• [What the exercise asks] Leave out every picture, then transcribe the rest of the listing exactly.

▽

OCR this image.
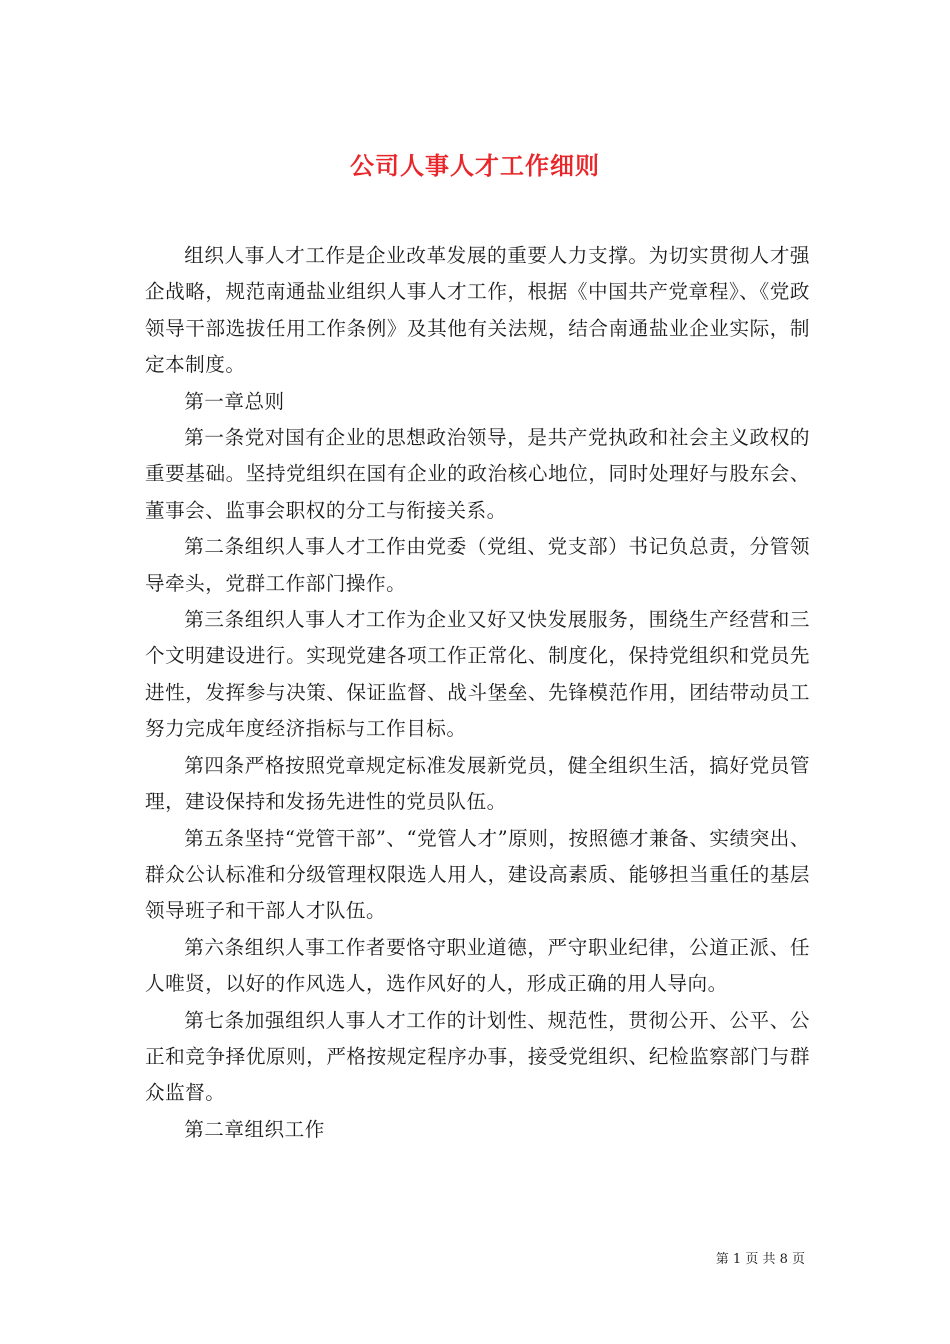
公司人事人才工作细则

组织人事人才工作是企业改革发展的重要人力支撑。为切实贯彻人才强企战略，规范南通盐业组织人事人才工作，根据《中国共产党章程》、《党政领导干部选拔任用工作条例》及其他有关法规，结合南通盐业企业实际，制定本制度。

第一章总则

第一条党对国有企业的思想政治领导，是共产党执政和社会主义政权的重要基础。坚持党组织在国有企业的政治核心地位，同时处理好与股东会、董事会、监事会职权的分工与衔接关系。

第二条组织人事人才工作由党委（党组、党支部）书记负总责，分管领导牵头，党群工作部门操作。

第三条组织人事人才工作为企业又好又快发展服务，围绕生产经营和三个文明建设进行。实现党建各项工作正常化、制度化，保持党组织和党员先进性，发挥参与决策、保证监督、战斗堡垒、先锋模范作用，团结带动员工努力完成年度经济指标与工作目标。

第四条严格按照党章规定标准发展新党员，健全组织生活，搞好党员管理，建设保持和发扬先进性的党员队伍。

第五条坚持“党管干部”、“党管人才”原则，按照德才兼备、实绩突出、群众公认标准和分级管理权限选人用人，建设高素质、能够担当重任的基层领导班子和干部人才队伍。

第六条组织人事工作者要恪守职业道德，严守职业纪律，公道正派、任人唯贤，以好的作风选人，选作风好的人，形成正确的用人导向。

第七条加强组织人事人才工作的计划性、规范性，贯彻公开、公平、公正和竞争择优原则，严格按规定程序办事，接受党组织、纪检监察部门与群众监督。

第二章组织工作

第 1 页 共 8 页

△

• [In response]
OCR this image.
公司人事人才工作细则

组织人事人才工作是企业改革发展的重要人力支撑。为切实贯彻人才强企战略，规范南通盐业组织人事人才工作，根据《中国共产党章程》、《党政领导干部选拔任用工作条例》及其他有关法规，结合南通盐业企业实际，制定本制度。

第一章总则

第一条党对国有企业的思想政治领导，是共产党执政和社会主义政权的重要基础。坚持党组织在国有企业的政治核心地位，同时处理好与股东会、董事会、监事会职权的分工与衔接关系。

第二条组织人事人才工作由党委（党组、党支部）书记负总责，分管领导牵头，党群工作部门操作。

第三条组织人事人才工作为企业又好又快发展服务，围绕生产经营和三个文明建设进行。实现党建各项工作正常化、制度化，保持党组织和党员先进性，发挥参与决策、保证监督、战斗堡垒、先锋模范作用，团结带动员工努力完成年度经济指标与工作目标。

第四条严格按照党章规定标准发展新党员，健全组织生活，搞好党员管理，建设保持和发扬先进性的党员队伍。

第五条坚持“党管干部”、“党管人才”原则，按照德才兼备、实绩突出、群众公认标准和分级管理权限选人用人，建设高素质、能够担当重任的基层领导班子和干部人才队伍。

第六条组织人事工作者要恪守职业道德，严守职业纪律，公道正派、任人唯贤，以好的作风选人，选作风好的人，形成正确的用人导向。

第七条加强组织人事人才工作的计划性、规范性，贯彻公开、公平、公正和竞争择优原则，严格按规定程序办事，接受党组织、纪检监察部门与群众监督。

第二章组织工作

第 1 页 共 8 页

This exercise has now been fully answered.